Set down all of the entries below exactly, and omit the pictures.

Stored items

- - - -

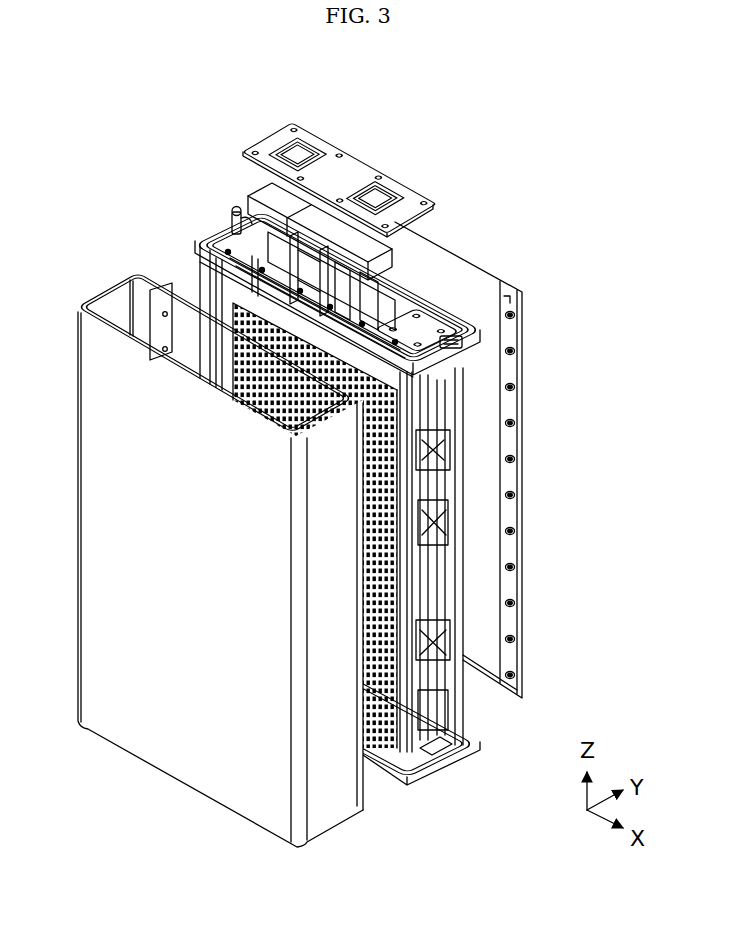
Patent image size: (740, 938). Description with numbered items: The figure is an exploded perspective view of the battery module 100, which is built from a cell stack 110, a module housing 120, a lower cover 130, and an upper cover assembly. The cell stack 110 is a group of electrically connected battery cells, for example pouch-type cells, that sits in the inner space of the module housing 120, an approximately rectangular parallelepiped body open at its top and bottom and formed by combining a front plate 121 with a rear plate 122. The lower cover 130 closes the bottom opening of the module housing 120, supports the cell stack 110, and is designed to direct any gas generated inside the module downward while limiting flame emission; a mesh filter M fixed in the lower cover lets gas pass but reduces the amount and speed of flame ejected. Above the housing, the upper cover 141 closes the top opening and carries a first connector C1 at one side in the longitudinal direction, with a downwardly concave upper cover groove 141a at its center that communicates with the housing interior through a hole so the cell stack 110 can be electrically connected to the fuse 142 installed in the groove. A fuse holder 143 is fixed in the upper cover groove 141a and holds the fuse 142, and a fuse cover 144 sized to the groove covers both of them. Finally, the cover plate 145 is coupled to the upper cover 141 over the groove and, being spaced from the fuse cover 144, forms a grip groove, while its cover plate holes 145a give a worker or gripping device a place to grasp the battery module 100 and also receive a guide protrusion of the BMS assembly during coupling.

The battery module 100 is at (193, 104).
The cell stack 110 is at (455, 452).
The module housing 120 is at (497, 853).
The front plate 121 is at (343, 815).
The rear plate 122 is at (513, 688).
The lower cover 130 is at (418, 772).
The upper cover 141 is at (448, 308).
The upper cover groove 141a is at (402, 310).
The fuse 142 is at (290, 249).
The fuse holder 143 is at (290, 282).
The fuse cover 144 is at (262, 189).
The cover plate 145 is at (353, 160).
The cover plate hole 145a is at (306, 141).
The first connector C1 is at (238, 225).
The mesh filter M is at (433, 752).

- - - -

*Output for this exercise*.
Patent image size: (740, 938). Description with numbered items: The figure is an exploded perspective view of the battery module 100, which is built from a cell stack 110, a module housing 120, a lower cover 130, and an upper cover assembly. The cell stack 110 is a group of electrically connected battery cells, for example pouch-type cells, that sits in the inner space of the module housing 120, an approximately rectangular parallelepiped body open at its top and bottom and formed by combining a front plate 121 with a rear plate 122. The lower cover 130 closes the bottom opening of the module housing 120, supports the cell stack 110, and is designed to direct any gas generated inside the module downward while limiting flame emission; a mesh filter M fixed in the lower cover lets gas pass but reduces the amount and speed of flame ejected. Above the housing, the upper cover 141 closes the top opening and carries a first connector C1 at one side in the longitudinal direction, with a downwardly concave upper cover groove 141a at its center that communicates with the housing interior through a hole so the cell stack 110 can be electrically connected to the fuse 142 installed in the groove. A fuse holder 143 is fixed in the upper cover groove 141a and holds the fuse 142, and a fuse cover 144 sized to the groove covers both of them. Finally, the cover plate 145 is coupled to the upper cover 141 over the groove and, being spaced from the fuse cover 144, forms a grip groove, while its cover plate holes 145a give a worker or gripping device a place to grasp the battery module 100 and also receive a guide protrusion of the BMS assembly during coupling.

The battery module 100 is at (193, 104).
The cell stack 110 is at (455, 452).
The module housing 120 is at (497, 853).
The front plate 121 is at (343, 815).
The rear plate 122 is at (513, 688).
The lower cover 130 is at (418, 772).
The upper cover 141 is at (448, 308).
The upper cover groove 141a is at (402, 310).
The fuse 142 is at (290, 249).
The fuse holder 143 is at (290, 282).
The fuse cover 144 is at (262, 189).
The cover plate 145 is at (353, 160).
The cover plate hole 145a is at (306, 141).
The first connector C1 is at (238, 225).
The mesh filter M is at (433, 752).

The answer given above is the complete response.